Instruction:
Can you reproduce every one of these rows verbatim?

>> Begin

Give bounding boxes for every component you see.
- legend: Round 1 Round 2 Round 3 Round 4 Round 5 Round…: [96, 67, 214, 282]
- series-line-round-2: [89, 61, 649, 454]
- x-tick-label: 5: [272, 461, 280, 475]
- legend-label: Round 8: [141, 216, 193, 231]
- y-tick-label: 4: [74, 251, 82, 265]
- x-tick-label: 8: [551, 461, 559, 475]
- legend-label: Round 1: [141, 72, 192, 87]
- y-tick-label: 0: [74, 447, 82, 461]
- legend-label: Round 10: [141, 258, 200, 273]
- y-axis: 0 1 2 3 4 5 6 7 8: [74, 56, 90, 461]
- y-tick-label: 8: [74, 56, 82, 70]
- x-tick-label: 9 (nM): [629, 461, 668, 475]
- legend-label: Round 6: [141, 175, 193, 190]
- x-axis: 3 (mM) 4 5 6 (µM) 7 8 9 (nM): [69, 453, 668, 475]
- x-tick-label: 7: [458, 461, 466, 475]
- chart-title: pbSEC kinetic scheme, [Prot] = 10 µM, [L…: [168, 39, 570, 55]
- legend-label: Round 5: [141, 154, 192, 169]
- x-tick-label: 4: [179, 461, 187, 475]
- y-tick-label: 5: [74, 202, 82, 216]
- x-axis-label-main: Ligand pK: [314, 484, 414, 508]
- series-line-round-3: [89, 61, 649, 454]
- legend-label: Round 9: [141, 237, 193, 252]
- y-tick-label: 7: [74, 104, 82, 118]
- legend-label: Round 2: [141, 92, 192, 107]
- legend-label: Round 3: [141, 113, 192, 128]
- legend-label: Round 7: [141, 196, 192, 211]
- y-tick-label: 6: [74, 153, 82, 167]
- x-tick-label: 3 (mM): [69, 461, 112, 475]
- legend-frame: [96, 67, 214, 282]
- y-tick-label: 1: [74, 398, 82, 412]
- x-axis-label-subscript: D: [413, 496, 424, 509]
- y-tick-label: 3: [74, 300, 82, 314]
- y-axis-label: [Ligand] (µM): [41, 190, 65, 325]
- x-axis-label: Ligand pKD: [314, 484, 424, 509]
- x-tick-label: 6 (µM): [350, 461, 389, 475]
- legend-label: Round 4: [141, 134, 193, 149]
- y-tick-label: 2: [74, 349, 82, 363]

>> End

Task solution:
Give bounding boxes for every component you see.
- legend: Round 1 Round 2 Round 3 Round 4 Round 5 Round…: [96, 67, 214, 282]
- series-line-round-2: [89, 61, 649, 454]
- x-tick-label: 5: [272, 461, 280, 475]
- legend-label: Round 8: [141, 216, 193, 231]
- y-tick-label: 4: [74, 251, 82, 265]
- x-tick-label: 8: [551, 461, 559, 475]
- legend-label: Round 1: [141, 72, 192, 87]
- y-tick-label: 0: [74, 447, 82, 461]
- legend-label: Round 10: [141, 258, 200, 273]
- y-axis: 0 1 2 3 4 5 6 7 8: [74, 56, 90, 461]
- y-tick-label: 8: [74, 56, 82, 70]
- x-tick-label: 9 (nM): [629, 461, 668, 475]
- legend-label: Round 6: [141, 175, 193, 190]
- x-axis: 3 (mM) 4 5 6 (µM) 7 8 9 (nM): [69, 453, 668, 475]
- x-tick-label: 7: [458, 461, 466, 475]
- chart-title: pbSEC kinetic scheme, [Prot] = 10 µM, [L…: [168, 39, 570, 55]
- legend-label: Round 5: [141, 154, 192, 169]
- x-tick-label: 4: [179, 461, 187, 475]
- y-tick-label: 5: [74, 202, 82, 216]
- x-axis-label-main: Ligand pK: [314, 484, 414, 508]
- series-line-round-3: [89, 61, 649, 454]
- legend-label: Round 9: [141, 237, 193, 252]
- y-tick-label: 7: [74, 104, 82, 118]
- legend-label: Round 2: [141, 92, 192, 107]
- legend-label: Round 3: [141, 113, 192, 128]
- legend-label: Round 7: [141, 196, 192, 211]
- y-tick-label: 6: [74, 153, 82, 167]
- x-tick-label: 3 (mM): [69, 461, 112, 475]
- legend-frame: [96, 67, 214, 282]
- y-tick-label: 1: [74, 398, 82, 412]
- x-axis-label-subscript: D: [413, 496, 424, 509]
- y-tick-label: 3: [74, 300, 82, 314]
- y-axis-label: [Ligand] (µM): [41, 190, 65, 325]
- x-axis-label: Ligand pKD: [314, 484, 424, 509]
- x-tick-label: 6 (µM): [350, 461, 389, 475]
- legend-label: Round 4: [141, 134, 193, 149]
- y-tick-label: 2: [74, 349, 82, 363]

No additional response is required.